(Extracted data entries)
* * * * *

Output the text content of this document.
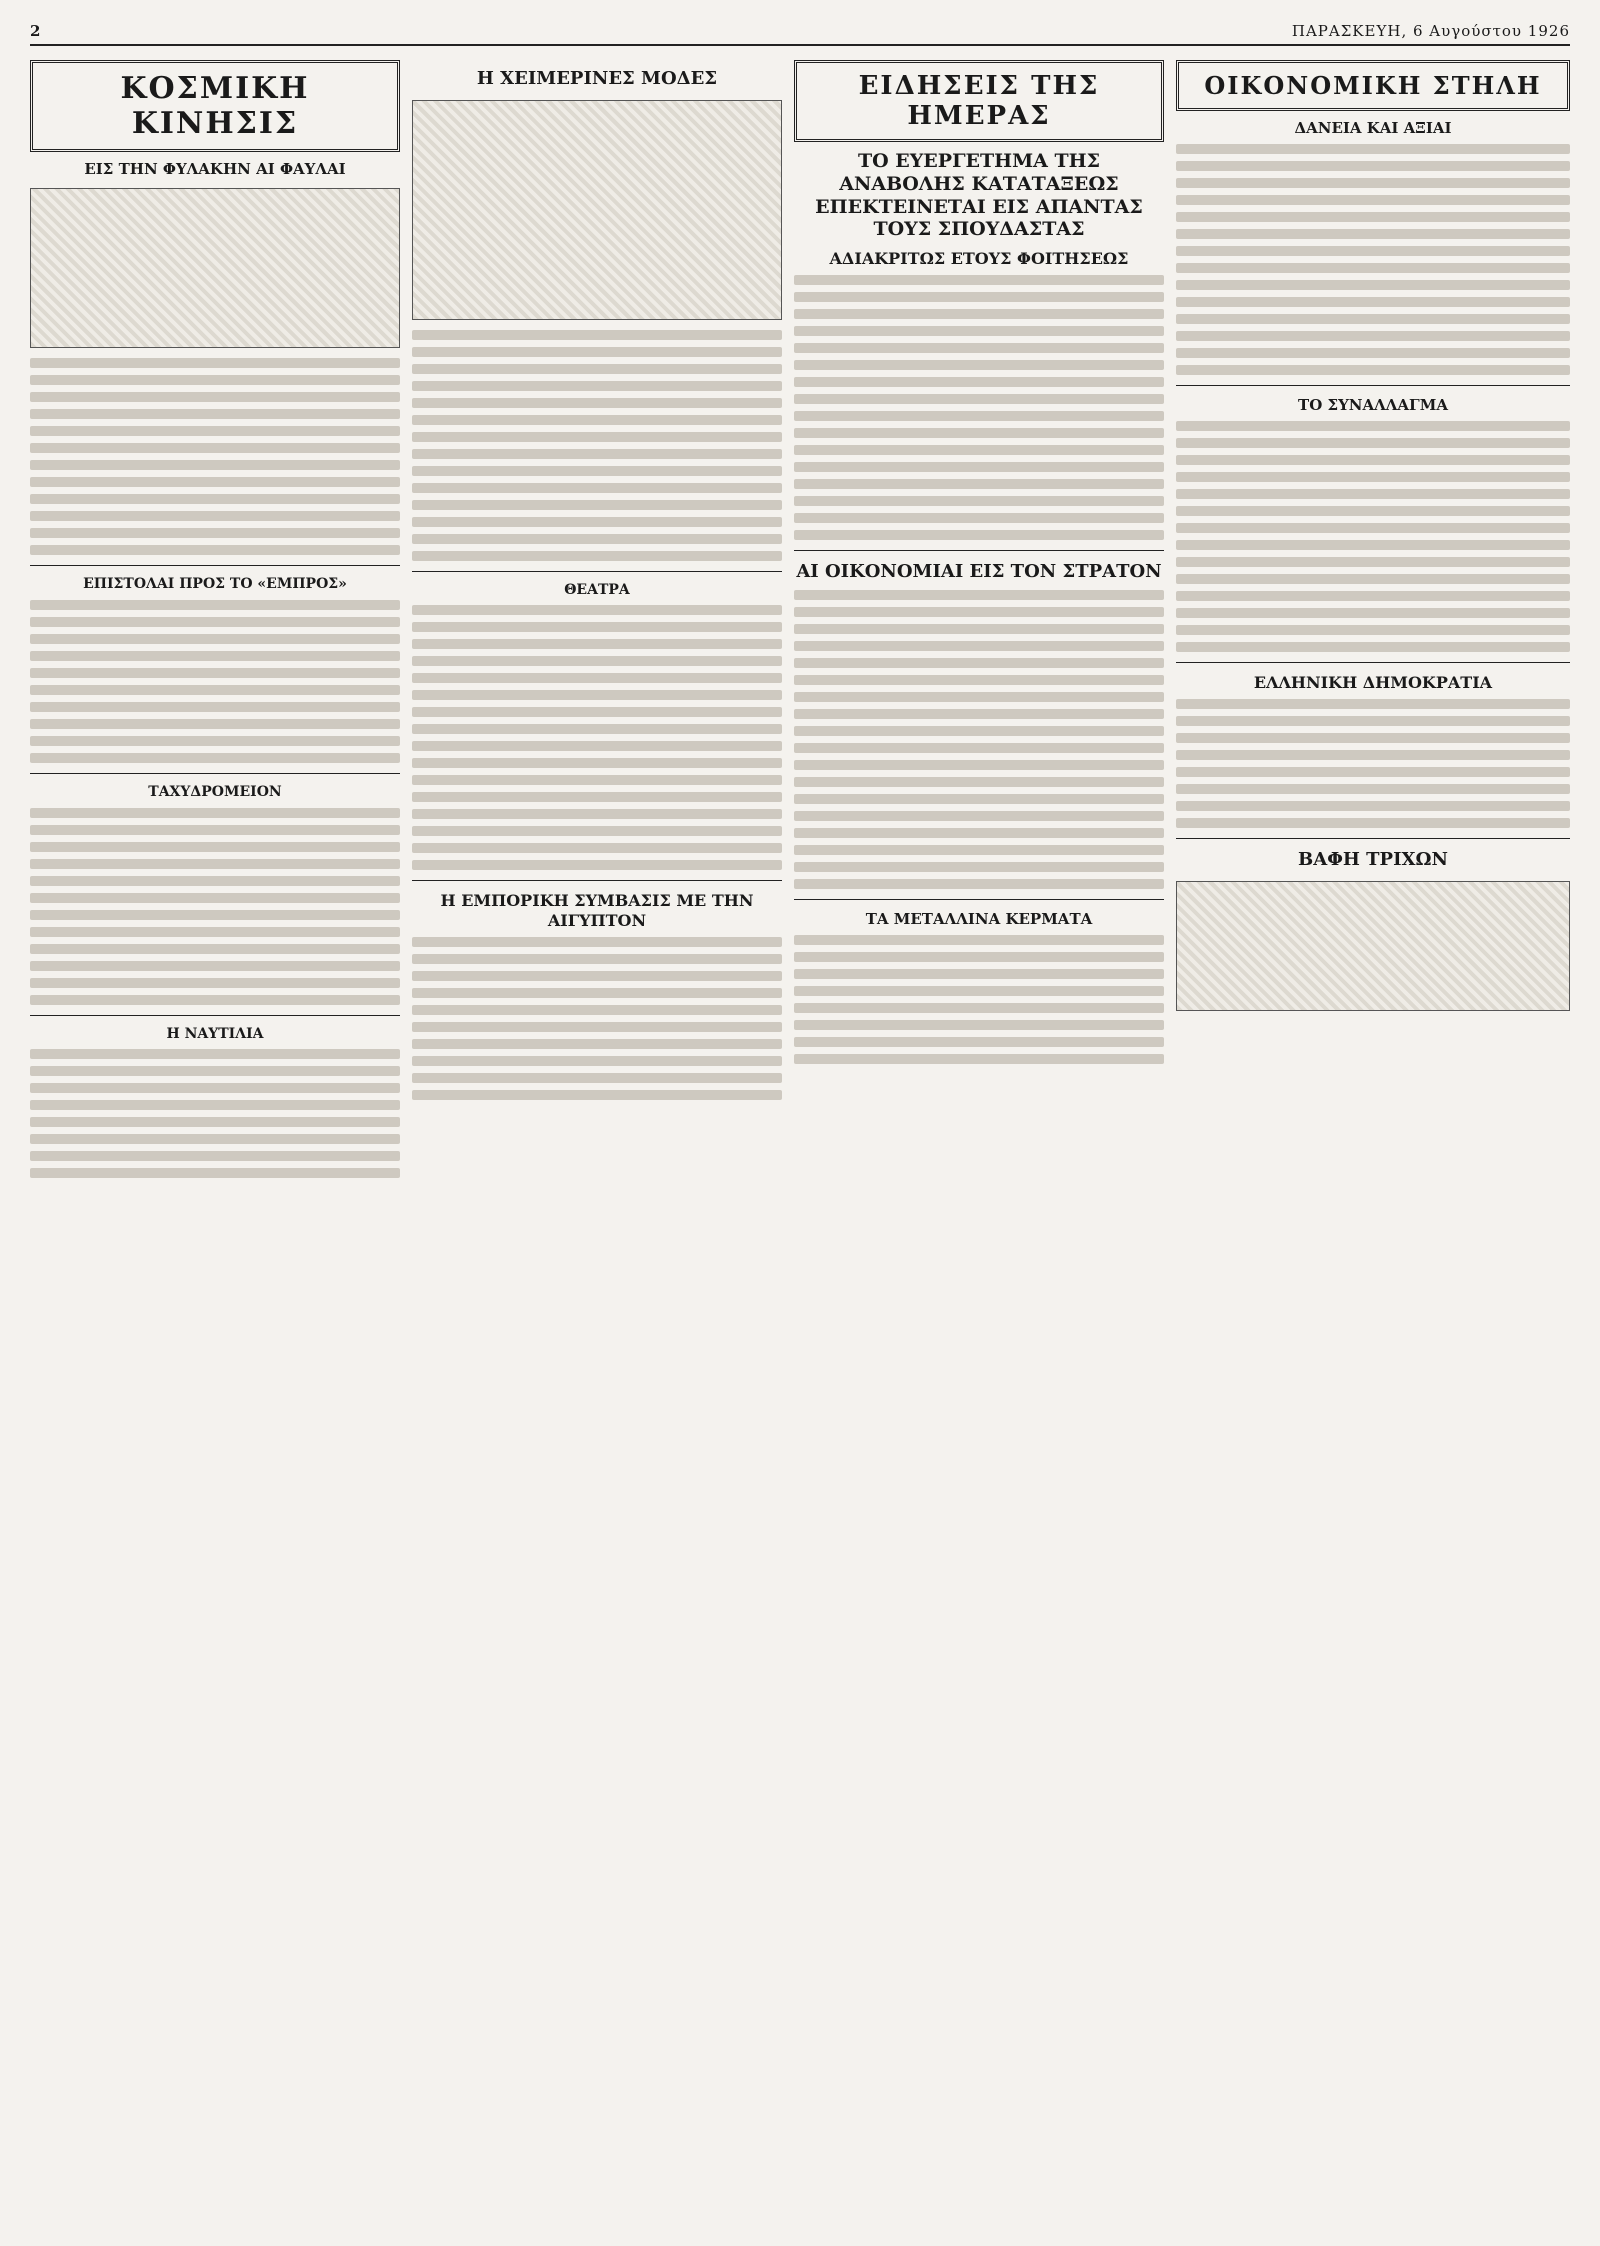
2	ΠΑΡΑΣΚΕΥΗ, 6 Αυγούστου 1926
ΚΟΣΜΙΚΗ ΚΙΝΗΣΙΣ
ΕΙΣ ΤΗΝ ΦΥΛΑΚΗΝ ΑΙ ΦΑΥΛΑΙ
ΕΠΙΣΤΟΛΑΙ ΠΡΟΣ ΤΟ «ΕΜΠΡΟΣ»
ΤΑΧΥΔΡΟΜΕΙΟΝ
Η ΝΑΥΤΙΛΙΑ
Η ΧΕΙΜΕΡΙΝΕΣ ΜΟΔΕΣ
ΘΕΑΤΡΑ
Η ΕΜΠΟΡΙΚΗ ΣΥΜΒΑΣΙΣ ΜΕ ΤΗΝ ΑΙΓΥΠΤΟΝ
ΕΙΔΗΣΕΙΣ ΤΗΣ ΗΜΕΡΑΣ
ΤΟ ΕΥΕΡΓΕΤΗΜΑ ΤΗΣ ΑΝΑΒΟΛΗΣ ΚΑΤΑΤΑΞΕΩΣ ΕΠΕΚΤΕΙΝΕΤΑΙ ΕΙΣ ΑΠΑΝΤΑΣ ΤΟΥΣ ΣΠΟΥΔΑΣΤΑΣ
ΑΔΙΑΚΡΙΤΩΣ ΕΤΟΥΣ ΦΟΙΤΗΣΕΩΣ
ΑΙ ΟΙΚΟΝΟΜΙΑΙ ΕΙΣ ΤΟΝ ΣΤΡΑΤΟΝ
ΤΑ ΜΕΤΑΛΛΙΝΑ ΚΕΡΜΑΤΑ
ΟΙΚΟΝΟΜΙΚΗ ΣΤΗΛΗ
ΔΑΝΕΙΑ ΚΑΙ ΑΞΙΑΙ
ΤΟ ΣΥΝΑΛΛΑΓΜΑ
ΕΛΛΗΝΙΚΗ ΔΗΜΟΚΡΑΤΙΑ
ΒΑΦΗ ΤΡΙΧΩΝ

* * * * *

### [To be done]
Reproduce the listing above exactly, excluding all pictures.

### [The response]
Output the text content of this document.
2	ΠΑΡΑΣΚΕΥΗ, 6 Αυγούστου 1926
ΚΟΣΜΙΚΗ ΚΙΝΗΣΙΣ
ΕΙΣ ΤΗΝ ΦΥΛΑΚΗΝ ΑΙ ΦΑΥΛΑΙ
ΕΠΙΣΤΟΛΑΙ ΠΡΟΣ ΤΟ «ΕΜΠΡΟΣ»
ΤΑΧΥΔΡΟΜΕΙΟΝ
Η ΝΑΥΤΙΛΙΑ
Η ΧΕΙΜΕΡΙΝΕΣ ΜΟΔΕΣ
ΘΕΑΤΡΑ
Η ΕΜΠΟΡΙΚΗ ΣΥΜΒΑΣΙΣ ΜΕ ΤΗΝ ΑΙΓΥΠΤΟΝ
ΕΙΔΗΣΕΙΣ ΤΗΣ ΗΜΕΡΑΣ
ΤΟ ΕΥΕΡΓΕΤΗΜΑ ΤΗΣ ΑΝΑΒΟΛΗΣ ΚΑΤΑΤΑΞΕΩΣ ΕΠΕΚΤΕΙΝΕΤΑΙ ΕΙΣ ΑΠΑΝΤΑΣ ΤΟΥΣ ΣΠΟΥΔΑΣΤΑΣ
ΑΔΙΑΚΡΙΤΩΣ ΕΤΟΥΣ ΦΟΙΤΗΣΕΩΣ
ΑΙ ΟΙΚΟΝΟΜΙΑΙ ΕΙΣ ΤΟΝ ΣΤΡΑΤΟΝ
ΤΑ ΜΕΤΑΛΛΙΝΑ ΚΕΡΜΑΤΑ
ΟΙΚΟΝΟΜΙΚΗ ΣΤΗΛΗ
ΔΑΝΕΙΑ ΚΑΙ ΑΞΙΑΙ
ΤΟ ΣΥΝΑΛΛΑΓΜΑ
ΕΛΛΗΝΙΚΗ ΔΗΜΟΚΡΑΤΙΑ
ΒΑΦΗ ΤΡΙΧΩΝ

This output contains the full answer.